**RECORDS FOR THE TASK**
+ + + + + + +

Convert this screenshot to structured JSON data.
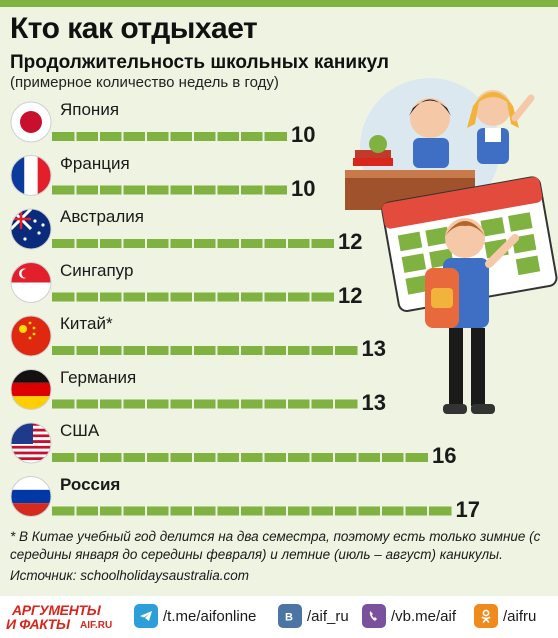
{
  "header": {
    "title": "Кто как отдыхает",
    "subtitle": "Продолжительность школьных каникул",
    "unit_note": "(примерное количество недель в году)"
  },
  "chart_data": {
    "type": "bar",
    "orientation": "horizontal",
    "title": "Продолжительность школьных каникул",
    "ylabel": "(примерное количество недель в году)",
    "categories": [
      "Япония",
      "Франция",
      "Австралия",
      "Сингапур",
      "Китай*",
      "Германия",
      "США",
      "Россия"
    ],
    "values": [
      10,
      10,
      12,
      12,
      13,
      13,
      16,
      17
    ],
    "highlight": "Россия",
    "grid": false,
    "legend": "none",
    "bar_color": "#7fb241",
    "flags": [
      "japan",
      "france",
      "australia",
      "singapore",
      "china",
      "germany",
      "usa",
      "russia"
    ]
  },
  "footnote": "* В Китае учебный год делится на два семестра, поэтому есть только зимние (с середины января до середины февраля) и летние (июль – август) каникулы.",
  "source": "Источник: schoolholidaysaustralia.com",
  "footer": {
    "logo_line1": "АРГУМЕНТЫ",
    "logo_line2": "И ФАКТЫ",
    "logo_domain": "AIF.RU",
    "links": [
      {
        "label": "/t.me/aifonline",
        "icon": "telegram-icon",
        "color": "#2c9fd9"
      },
      {
        "label": "/aif_ru",
        "icon": "vk-icon",
        "color": "#4c75a3"
      },
      {
        "label": "/vb.me/aif",
        "icon": "viber-icon",
        "color": "#7b519d"
      },
      {
        "label": "/aifru",
        "icon": "odnoklassniki-icon",
        "color": "#f08a1c"
      }
    ]
  },
  "colors": {
    "accent": "#7fb241",
    "background": "#eef3e2",
    "brand_red": "#d9261c"
  }
}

+ + + + + + +

**THE TASK**
Go through the material above and count the lines that contain "примерное"; answer with the number alone.

**SOLUTION FOR THIS PROBLEM**
2